_SUPPLIED DATA_
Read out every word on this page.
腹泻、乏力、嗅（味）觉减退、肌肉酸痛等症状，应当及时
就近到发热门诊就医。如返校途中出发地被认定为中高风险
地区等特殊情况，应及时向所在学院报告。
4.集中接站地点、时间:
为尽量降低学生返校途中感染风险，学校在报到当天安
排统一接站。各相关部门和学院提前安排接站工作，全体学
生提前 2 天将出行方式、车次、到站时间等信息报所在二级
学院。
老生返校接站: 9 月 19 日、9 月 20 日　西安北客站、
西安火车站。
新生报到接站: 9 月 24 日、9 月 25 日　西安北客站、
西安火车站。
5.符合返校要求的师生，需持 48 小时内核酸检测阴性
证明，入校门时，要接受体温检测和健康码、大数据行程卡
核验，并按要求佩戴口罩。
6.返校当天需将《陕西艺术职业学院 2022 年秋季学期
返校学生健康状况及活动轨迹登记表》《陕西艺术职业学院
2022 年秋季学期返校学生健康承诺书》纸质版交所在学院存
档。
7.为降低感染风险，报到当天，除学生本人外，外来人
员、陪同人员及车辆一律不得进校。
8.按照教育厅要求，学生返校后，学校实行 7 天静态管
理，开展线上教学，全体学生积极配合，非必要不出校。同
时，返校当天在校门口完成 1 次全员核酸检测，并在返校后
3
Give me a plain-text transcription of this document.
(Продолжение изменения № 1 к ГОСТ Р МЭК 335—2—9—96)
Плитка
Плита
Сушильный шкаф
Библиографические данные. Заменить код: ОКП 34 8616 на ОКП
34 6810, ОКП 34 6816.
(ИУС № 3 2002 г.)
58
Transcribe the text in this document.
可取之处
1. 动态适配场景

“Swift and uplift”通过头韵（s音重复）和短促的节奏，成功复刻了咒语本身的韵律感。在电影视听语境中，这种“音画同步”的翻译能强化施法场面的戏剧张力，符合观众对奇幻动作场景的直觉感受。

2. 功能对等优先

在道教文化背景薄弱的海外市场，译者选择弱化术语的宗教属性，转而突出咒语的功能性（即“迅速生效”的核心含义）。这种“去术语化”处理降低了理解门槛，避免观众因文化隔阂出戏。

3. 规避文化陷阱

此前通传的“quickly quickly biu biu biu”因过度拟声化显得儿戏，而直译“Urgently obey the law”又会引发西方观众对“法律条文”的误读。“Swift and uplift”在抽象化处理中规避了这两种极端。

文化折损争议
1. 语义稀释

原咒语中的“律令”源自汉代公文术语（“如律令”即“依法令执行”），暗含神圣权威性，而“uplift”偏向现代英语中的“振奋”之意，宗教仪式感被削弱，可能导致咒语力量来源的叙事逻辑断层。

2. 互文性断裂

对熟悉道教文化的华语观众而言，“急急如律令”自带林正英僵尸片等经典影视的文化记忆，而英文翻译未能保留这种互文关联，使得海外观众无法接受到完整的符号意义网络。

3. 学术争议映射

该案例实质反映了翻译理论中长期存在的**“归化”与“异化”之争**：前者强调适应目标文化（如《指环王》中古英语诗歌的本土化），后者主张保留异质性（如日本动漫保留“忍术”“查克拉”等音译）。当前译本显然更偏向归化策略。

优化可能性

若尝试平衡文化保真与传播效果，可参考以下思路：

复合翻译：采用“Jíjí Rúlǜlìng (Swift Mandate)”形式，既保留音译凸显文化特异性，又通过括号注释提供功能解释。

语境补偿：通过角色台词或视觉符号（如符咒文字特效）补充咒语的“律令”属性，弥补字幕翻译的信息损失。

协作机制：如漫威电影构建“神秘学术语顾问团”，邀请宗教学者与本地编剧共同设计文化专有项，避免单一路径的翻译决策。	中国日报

_GIVEN PROBLEM_
Emit the full listing verbatim.

_SOLUTION TO THE PROBLEM_
Read out every word on this page.
腹泻、乏力、嗅（味）觉减退、肌肉酸痛等症状，应当及时
就近到发热门诊就医。如返校途中出发地被认定为中高风险
地区等特殊情况，应及时向所在学院报告。
4.集中接站地点、时间:
为尽量降低学生返校途中感染风险，学校在报到当天安
排统一接站。各相关部门和学院提前安排接站工作，全体学
生提前 2 天将出行方式、车次、到站时间等信息报所在二级
学院。
老生返校接站: 9 月 19 日、9 月 20 日　西安北客站、
西安火车站。
新生报到接站: 9 月 24 日、9 月 25 日　西安北客站、
西安火车站。
5.符合返校要求的师生，需持 48 小时内核酸检测阴性
证明，入校门时，要接受体温检测和健康码、大数据行程卡
核验，并按要求佩戴口罩。
6.返校当天需将《陕西艺术职业学院 2022 年秋季学期
返校学生健康状况及活动轨迹登记表》《陕西艺术职业学院
2022 年秋季学期返校学生健康承诺书》纸质版交所在学院存
档。
7.为降低感染风险，报到当天，除学生本人外，外来人
员、陪同人员及车辆一律不得进校。
8.按照教育厅要求，学生返校后，学校实行 7 天静态管
理，开展线上教学，全体学生积极配合，非必要不出校。同
时，返校当天在校门口完成 1 次全员核酸检测，并在返校后
3
Give me a plain-text transcription of this document.
(Продолжение изменения № 1 к ГОСТ Р МЭК 335—2—9—96)
Плитка
Плита
Сушильный шкаф
Библиографические данные. Заменить код: ОКП 34 8616 на ОКП
34 6810, ОКП 34 6816.
(ИУС № 3 2002 г.)
58
Transcribe the text in this document.
可取之处
1. 动态适配场景

“Swift and uplift”通过头韵（s音重复）和短促的节奏，成功复刻了咒语本身的韵律感。在电影视听语境中，这种“音画同步”的翻译能强化施法场面的戏剧张力，符合观众对奇幻动作场景的直觉感受。

2. 功能对等优先

在道教文化背景薄弱的海外市场，译者选择弱化术语的宗教属性，转而突出咒语的功能性（即“迅速生效”的核心含义）。这种“去术语化”处理降低了理解门槛，避免观众因文化隔阂出戏。

3. 规避文化陷阱

此前通传的“quickly quickly biu biu biu”因过度拟声化显得儿戏，而直译“Urgently obey the law”又会引发西方观众对“法律条文”的误读。“Swift and uplift”在抽象化处理中规避了这两种极端。

文化折损争议
1. 语义稀释

原咒语中的“律令”源自汉代公文术语（“如律令”即“依法令执行”），暗含神圣权威性，而“uplift”偏向现代英语中的“振奋”之意，宗教仪式感被削弱，可能导致咒语力量来源的叙事逻辑断层。

2. 互文性断裂

对熟悉道教文化的华语观众而言，“急急如律令”自带林正英僵尸片等经典影视的文化记忆，而英文翻译未能保留这种互文关联，使得海外观众无法接受到完整的符号意义网络。

3. 学术争议映射

该案例实质反映了翻译理论中长期存在的**“归化”与“异化”之争**：前者强调适应目标文化（如《指环王》中古英语诗歌的本土化），后者主张保留异质性（如日本动漫保留“忍术”“查克拉”等音译）。当前译本显然更偏向归化策略。

优化可能性

若尝试平衡文化保真与传播效果，可参考以下思路：

复合翻译：采用“Jíjí Rúlǜlìng (Swift Mandate)”形式，既保留音译凸显文化特异性，又通过括号注释提供功能解释。

语境补偿：通过角色台词或视觉符号（如符咒文字特效）补充咒语的“律令”属性，弥补字幕翻译的信息损失。

协作机制：如漫威电影构建“神秘学术语顾问团”，邀请宗教学者与本地编剧共同设计文化专有项，避免单一路径的翻译决策。	中国日报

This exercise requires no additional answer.